**What is expected:** Output every line below without omitting or altering anything.

**Data supplied:**
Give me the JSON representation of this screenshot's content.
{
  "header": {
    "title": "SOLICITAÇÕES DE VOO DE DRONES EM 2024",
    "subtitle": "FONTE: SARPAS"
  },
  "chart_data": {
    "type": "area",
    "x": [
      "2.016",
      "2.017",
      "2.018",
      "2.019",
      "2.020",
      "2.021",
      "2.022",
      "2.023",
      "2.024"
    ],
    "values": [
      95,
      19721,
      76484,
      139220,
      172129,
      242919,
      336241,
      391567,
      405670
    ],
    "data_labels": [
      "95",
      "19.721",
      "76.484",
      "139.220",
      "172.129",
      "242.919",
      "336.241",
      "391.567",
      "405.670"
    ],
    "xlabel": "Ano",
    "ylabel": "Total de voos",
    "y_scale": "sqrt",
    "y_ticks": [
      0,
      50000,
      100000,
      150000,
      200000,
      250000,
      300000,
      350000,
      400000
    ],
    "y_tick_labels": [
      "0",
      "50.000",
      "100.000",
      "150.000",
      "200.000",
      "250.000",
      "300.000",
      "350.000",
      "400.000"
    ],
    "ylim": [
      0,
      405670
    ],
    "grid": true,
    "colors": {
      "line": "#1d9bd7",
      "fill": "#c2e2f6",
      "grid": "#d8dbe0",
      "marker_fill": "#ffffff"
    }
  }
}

**Written solution:**
Give me the JSON representation of this screenshot's content.
{
  "header": {
    "title": "SOLICITAÇÕES DE VOO DE DRONES EM 2024",
    "subtitle": "FONTE: SARPAS"
  },
  "chart_data": {
    "type": "area",
    "x": [
      "2.016",
      "2.017",
      "2.018",
      "2.019",
      "2.020",
      "2.021",
      "2.022",
      "2.023",
      "2.024"
    ],
    "values": [
      95,
      19721,
      76484,
      139220,
      172129,
      242919,
      336241,
      391567,
      405670
    ],
    "data_labels": [
      "95",
      "19.721",
      "76.484",
      "139.220",
      "172.129",
      "242.919",
      "336.241",
      "391.567",
      "405.670"
    ],
    "xlabel": "Ano",
    "ylabel": "Total de voos",
    "y_scale": "sqrt",
    "y_ticks": [
      0,
      50000,
      100000,
      150000,
      200000,
      250000,
      300000,
      350000,
      400000
    ],
    "y_tick_labels": [
      "0",
      "50.000",
      "100.000",
      "150.000",
      "200.000",
      "250.000",
      "300.000",
      "350.000",
      "400.000"
    ],
    "ylim": [
      0,
      405670
    ],
    "grid": true,
    "colors": {
      "line": "#1d9bd7",
      "fill": "#c2e2f6",
      "grid": "#d8dbe0",
      "marker_fill": "#ffffff"
    }
  }
}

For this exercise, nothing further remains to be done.